Exercise instructions
Output every line of the data exactly as it appears.

Data excerpts
━━━━━━
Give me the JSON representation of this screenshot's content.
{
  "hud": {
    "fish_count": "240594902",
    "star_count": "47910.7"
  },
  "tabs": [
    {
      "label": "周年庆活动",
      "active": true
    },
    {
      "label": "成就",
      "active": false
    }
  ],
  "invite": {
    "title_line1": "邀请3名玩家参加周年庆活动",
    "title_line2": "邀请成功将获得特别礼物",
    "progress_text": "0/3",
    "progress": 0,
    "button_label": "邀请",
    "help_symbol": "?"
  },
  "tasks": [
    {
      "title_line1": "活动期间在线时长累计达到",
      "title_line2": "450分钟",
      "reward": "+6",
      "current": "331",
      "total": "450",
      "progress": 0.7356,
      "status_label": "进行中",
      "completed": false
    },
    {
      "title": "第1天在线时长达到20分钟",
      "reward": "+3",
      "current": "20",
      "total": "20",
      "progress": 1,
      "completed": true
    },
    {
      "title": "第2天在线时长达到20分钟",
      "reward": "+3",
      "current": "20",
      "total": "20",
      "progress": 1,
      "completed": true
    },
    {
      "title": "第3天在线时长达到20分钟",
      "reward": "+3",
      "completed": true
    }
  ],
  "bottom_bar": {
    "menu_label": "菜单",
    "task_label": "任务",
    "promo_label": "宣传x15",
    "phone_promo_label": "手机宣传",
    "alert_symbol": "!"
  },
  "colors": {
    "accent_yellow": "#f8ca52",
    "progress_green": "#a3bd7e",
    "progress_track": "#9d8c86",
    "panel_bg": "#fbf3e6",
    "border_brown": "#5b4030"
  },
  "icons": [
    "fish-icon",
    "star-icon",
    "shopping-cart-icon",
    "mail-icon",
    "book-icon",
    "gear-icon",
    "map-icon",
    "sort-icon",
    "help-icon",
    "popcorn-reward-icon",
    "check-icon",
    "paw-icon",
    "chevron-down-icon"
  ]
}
━━━━━━
Output below
Give me the JSON representation of this screenshot's content.
{
  "hud": {
    "fish_count": "240594902",
    "star_count": "47910.7"
  },
  "tabs": [
    {
      "label": "周年庆活动",
      "active": true
    },
    {
      "label": "成就",
      "active": false
    }
  ],
  "invite": {
    "title_line1": "邀请3名玩家参加周年庆活动",
    "title_line2": "邀请成功将获得特别礼物",
    "progress_text": "0/3",
    "progress": 0,
    "button_label": "邀请",
    "help_symbol": "?"
  },
  "tasks": [
    {
      "title_line1": "活动期间在线时长累计达到",
      "title_line2": "450分钟",
      "reward": "+6",
      "current": "331",
      "total": "450",
      "progress": 0.7356,
      "status_label": "进行中",
      "completed": false
    },
    {
      "title": "第1天在线时长达到20分钟",
      "reward": "+3",
      "current": "20",
      "total": "20",
      "progress": 1,
      "completed": true
    },
    {
      "title": "第2天在线时长达到20分钟",
      "reward": "+3",
      "current": "20",
      "total": "20",
      "progress": 1,
      "completed": true
    },
    {
      "title": "第3天在线时长达到20分钟",
      "reward": "+3",
      "completed": true
    }
  ],
  "bottom_bar": {
    "menu_label": "菜单",
    "task_label": "任务",
    "promo_label": "宣传x15",
    "phone_promo_label": "手机宣传",
    "alert_symbol": "!"
  },
  "colors": {
    "accent_yellow": "#f8ca52",
    "progress_green": "#a3bd7e",
    "progress_track": "#9d8c86",
    "panel_bg": "#fbf3e6",
    "border_brown": "#5b4030"
  },
  "icons": [
    "fish-icon",
    "star-icon",
    "shopping-cart-icon",
    "mail-icon",
    "book-icon",
    "gear-icon",
    "map-icon",
    "sort-icon",
    "help-icon",
    "popcorn-reward-icon",
    "check-icon",
    "paw-icon",
    "chevron-down-icon"
  ]
}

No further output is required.